(Data entries)
────
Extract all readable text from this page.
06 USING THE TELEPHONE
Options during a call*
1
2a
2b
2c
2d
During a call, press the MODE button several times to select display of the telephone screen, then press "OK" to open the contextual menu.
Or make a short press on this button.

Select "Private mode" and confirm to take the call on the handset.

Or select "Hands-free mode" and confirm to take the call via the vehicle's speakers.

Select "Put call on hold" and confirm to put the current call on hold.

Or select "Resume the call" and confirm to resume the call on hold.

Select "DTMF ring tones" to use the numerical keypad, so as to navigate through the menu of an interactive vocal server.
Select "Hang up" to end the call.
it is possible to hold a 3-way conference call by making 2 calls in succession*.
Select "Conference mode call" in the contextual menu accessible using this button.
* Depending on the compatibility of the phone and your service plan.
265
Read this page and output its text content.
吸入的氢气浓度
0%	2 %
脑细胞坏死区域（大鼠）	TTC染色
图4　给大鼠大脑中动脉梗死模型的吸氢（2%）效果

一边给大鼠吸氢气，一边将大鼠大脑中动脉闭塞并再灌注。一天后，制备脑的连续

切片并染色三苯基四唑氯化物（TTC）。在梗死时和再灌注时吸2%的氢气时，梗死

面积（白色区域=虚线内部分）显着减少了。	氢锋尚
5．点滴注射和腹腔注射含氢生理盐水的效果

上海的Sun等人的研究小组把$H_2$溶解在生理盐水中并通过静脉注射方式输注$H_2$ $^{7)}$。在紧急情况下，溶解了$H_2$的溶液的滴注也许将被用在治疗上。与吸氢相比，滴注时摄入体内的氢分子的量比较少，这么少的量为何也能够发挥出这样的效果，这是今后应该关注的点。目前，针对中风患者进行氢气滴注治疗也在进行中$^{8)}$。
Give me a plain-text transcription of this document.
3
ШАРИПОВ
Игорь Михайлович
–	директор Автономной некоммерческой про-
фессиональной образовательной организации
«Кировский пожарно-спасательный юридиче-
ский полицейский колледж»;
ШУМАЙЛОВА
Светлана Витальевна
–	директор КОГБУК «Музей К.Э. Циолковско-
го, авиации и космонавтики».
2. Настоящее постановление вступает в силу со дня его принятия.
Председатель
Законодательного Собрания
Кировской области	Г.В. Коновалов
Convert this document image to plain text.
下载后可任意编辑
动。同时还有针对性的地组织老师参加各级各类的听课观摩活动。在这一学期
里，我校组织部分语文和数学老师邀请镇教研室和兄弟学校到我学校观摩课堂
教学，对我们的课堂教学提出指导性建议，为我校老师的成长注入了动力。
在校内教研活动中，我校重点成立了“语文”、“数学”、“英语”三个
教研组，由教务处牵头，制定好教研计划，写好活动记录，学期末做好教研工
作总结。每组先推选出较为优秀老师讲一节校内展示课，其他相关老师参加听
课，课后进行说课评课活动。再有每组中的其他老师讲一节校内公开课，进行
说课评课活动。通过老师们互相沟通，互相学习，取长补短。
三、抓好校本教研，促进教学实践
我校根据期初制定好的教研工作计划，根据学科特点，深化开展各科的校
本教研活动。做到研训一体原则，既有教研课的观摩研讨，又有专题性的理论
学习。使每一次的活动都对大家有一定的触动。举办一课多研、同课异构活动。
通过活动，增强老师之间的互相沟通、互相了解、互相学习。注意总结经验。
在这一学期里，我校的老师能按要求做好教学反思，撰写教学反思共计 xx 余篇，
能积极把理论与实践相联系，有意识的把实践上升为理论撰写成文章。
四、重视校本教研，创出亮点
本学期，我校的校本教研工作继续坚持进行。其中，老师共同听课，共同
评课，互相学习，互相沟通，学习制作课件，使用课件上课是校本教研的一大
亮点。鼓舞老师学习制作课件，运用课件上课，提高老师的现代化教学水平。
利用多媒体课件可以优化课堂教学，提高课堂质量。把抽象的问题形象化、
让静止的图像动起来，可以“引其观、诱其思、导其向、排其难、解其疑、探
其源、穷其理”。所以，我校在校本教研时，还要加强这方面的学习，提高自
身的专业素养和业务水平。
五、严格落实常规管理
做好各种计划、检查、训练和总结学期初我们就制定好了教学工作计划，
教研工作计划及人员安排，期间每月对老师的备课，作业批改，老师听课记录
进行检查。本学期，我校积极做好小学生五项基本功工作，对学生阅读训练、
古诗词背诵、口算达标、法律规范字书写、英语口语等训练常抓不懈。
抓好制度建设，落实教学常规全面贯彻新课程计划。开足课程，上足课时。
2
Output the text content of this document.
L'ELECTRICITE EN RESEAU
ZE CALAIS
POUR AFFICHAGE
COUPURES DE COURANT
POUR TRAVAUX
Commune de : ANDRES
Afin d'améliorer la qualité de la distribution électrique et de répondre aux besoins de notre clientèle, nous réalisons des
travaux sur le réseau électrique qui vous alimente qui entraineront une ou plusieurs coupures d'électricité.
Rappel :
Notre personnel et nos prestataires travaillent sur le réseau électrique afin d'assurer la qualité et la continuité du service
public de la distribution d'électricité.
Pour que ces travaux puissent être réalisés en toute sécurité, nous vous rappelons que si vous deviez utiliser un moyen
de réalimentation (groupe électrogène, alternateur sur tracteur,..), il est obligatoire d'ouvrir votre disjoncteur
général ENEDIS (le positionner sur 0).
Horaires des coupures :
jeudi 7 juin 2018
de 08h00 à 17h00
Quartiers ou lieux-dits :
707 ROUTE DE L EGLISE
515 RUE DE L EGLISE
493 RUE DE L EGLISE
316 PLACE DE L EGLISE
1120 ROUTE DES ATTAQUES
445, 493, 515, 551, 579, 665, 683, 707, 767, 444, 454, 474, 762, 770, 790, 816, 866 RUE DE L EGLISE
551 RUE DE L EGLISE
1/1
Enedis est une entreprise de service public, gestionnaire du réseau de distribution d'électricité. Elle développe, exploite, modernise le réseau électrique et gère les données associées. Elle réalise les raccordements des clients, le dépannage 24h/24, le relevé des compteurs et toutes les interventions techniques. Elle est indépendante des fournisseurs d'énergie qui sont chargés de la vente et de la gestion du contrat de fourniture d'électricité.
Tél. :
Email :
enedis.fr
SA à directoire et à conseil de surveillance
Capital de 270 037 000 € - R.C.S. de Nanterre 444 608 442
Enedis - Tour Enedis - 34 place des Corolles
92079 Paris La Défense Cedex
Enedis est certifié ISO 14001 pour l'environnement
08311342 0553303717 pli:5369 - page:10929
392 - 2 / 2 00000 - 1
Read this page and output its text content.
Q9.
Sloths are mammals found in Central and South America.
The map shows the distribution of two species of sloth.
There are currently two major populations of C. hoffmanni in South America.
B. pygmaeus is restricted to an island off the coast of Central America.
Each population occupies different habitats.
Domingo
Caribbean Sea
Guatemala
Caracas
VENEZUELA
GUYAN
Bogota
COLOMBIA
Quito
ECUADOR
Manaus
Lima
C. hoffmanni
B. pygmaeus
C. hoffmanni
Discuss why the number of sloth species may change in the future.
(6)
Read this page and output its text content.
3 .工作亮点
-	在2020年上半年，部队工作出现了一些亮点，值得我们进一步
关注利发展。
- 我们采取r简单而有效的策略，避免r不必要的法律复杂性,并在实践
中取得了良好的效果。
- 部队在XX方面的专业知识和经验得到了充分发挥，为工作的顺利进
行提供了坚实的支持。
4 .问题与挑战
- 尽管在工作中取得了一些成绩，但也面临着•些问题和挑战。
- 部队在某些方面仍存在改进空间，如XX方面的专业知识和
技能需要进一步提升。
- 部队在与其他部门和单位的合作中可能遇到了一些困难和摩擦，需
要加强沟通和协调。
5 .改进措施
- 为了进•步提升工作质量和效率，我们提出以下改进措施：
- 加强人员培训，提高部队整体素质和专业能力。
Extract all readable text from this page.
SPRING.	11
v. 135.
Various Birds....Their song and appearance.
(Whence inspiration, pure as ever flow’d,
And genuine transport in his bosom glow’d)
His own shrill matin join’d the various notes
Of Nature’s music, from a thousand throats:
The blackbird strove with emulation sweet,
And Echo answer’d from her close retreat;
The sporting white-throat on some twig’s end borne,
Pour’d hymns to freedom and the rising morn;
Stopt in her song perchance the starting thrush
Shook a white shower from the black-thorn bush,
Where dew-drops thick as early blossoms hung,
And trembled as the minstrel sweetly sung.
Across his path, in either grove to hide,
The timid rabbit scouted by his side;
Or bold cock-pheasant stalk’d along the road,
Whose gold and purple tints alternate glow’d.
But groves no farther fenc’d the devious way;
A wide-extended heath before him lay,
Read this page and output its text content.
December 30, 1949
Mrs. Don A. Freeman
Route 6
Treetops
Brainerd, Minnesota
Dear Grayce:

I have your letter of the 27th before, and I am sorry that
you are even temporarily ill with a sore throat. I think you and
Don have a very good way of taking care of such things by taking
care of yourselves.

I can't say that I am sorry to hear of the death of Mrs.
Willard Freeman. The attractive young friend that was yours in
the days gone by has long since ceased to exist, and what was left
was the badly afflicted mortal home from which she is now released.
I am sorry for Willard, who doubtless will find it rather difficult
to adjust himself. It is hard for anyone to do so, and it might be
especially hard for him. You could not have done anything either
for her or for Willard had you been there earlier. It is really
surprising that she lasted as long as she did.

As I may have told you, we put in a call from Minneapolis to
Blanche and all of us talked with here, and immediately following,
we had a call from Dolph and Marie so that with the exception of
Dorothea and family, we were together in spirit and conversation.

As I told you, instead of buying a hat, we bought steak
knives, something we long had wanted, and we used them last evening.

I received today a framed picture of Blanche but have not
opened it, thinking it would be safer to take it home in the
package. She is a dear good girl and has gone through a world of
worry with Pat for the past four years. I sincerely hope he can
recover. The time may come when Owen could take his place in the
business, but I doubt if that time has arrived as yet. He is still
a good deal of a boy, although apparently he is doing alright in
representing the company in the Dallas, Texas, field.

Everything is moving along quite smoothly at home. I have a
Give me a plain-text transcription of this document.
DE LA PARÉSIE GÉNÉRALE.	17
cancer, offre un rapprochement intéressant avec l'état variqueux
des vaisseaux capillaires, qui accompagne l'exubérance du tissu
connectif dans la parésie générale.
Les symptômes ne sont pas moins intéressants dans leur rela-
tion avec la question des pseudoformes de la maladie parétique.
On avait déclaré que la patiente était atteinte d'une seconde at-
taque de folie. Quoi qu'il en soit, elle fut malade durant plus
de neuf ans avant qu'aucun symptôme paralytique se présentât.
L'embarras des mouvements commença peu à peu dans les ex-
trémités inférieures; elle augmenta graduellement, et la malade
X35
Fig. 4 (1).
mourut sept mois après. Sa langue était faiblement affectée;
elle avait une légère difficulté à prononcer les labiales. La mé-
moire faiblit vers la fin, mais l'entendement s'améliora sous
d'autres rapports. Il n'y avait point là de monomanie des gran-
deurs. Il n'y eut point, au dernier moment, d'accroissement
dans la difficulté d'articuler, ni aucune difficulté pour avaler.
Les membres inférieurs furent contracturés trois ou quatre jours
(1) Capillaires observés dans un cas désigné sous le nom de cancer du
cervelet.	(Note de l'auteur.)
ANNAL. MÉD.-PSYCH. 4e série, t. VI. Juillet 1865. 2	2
────
#### Directive:
Lines containing the word "that" must all be returned from the material above.

#### The result:
I have your letter of the 27th before, and I am sorry that
I can't say that I am sorry to hear of the death of Mrs.
Willard Freeman. The attractive young friend that was yours in
surprising that she lasted as long as she did.
we had a call from Dolph and Marie so that with the exception of
business, but I doubt if that time has arrived as yet. He is still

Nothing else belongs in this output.